§ Extracted information:
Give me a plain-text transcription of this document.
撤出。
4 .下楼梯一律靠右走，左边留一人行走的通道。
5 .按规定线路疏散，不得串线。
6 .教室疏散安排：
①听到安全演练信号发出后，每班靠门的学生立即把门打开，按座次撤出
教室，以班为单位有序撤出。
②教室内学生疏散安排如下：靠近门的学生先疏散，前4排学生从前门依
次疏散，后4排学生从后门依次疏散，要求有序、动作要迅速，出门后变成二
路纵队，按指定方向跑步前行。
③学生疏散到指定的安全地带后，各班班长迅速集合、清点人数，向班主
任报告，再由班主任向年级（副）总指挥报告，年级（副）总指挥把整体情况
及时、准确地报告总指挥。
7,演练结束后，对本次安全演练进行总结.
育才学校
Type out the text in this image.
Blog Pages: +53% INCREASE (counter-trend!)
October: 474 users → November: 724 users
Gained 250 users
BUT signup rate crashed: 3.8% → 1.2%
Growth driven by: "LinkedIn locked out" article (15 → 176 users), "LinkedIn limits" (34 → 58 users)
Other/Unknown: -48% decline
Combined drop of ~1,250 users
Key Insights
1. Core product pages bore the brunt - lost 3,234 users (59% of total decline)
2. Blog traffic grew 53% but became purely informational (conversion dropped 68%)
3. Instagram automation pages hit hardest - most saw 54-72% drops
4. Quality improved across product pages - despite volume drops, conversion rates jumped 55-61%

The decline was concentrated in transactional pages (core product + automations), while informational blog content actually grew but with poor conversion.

§ Written exercise: Retype the records that precede this task, keeping them exactly the same.

§ Result of this exercise:
Give me a plain-text transcription of this document.
撤出。
4 .下楼梯一律靠右走，左边留一人行走的通道。
5 .按规定线路疏散，不得串线。
6 .教室疏散安排：
①听到安全演练信号发出后，每班靠门的学生立即把门打开，按座次撤出
教室，以班为单位有序撤出。
②教室内学生疏散安排如下：靠近门的学生先疏散，前4排学生从前门依
次疏散，后4排学生从后门依次疏散，要求有序、动作要迅速，出门后变成二
路纵队，按指定方向跑步前行。
③学生疏散到指定的安全地带后，各班班长迅速集合、清点人数，向班主
任报告，再由班主任向年级（副）总指挥报告，年级（副）总指挥把整体情况
及时、准确地报告总指挥。
7,演练结束后，对本次安全演练进行总结.
育才学校
Type out the text in this image.
Blog Pages: +53% INCREASE (counter-trend!)
October: 474 users → November: 724 users
Gained 250 users
BUT signup rate crashed: 3.8% → 1.2%
Growth driven by: "LinkedIn locked out" article (15 → 176 users), "LinkedIn limits" (34 → 58 users)
Other/Unknown: -48% decline
Combined drop of ~1,250 users
Key Insights
1. Core product pages bore the brunt - lost 3,234 users (59% of total decline)
2. Blog traffic grew 53% but became purely informational (conversion dropped 68%)
3. Instagram automation pages hit hardest - most saw 54-72% drops
4. Quality improved across product pages - despite volume drops, conversion rates jumped 55-61%

The decline was concentrated in transactional pages (core product + automations), while informational blog content actually grew but with poor conversion.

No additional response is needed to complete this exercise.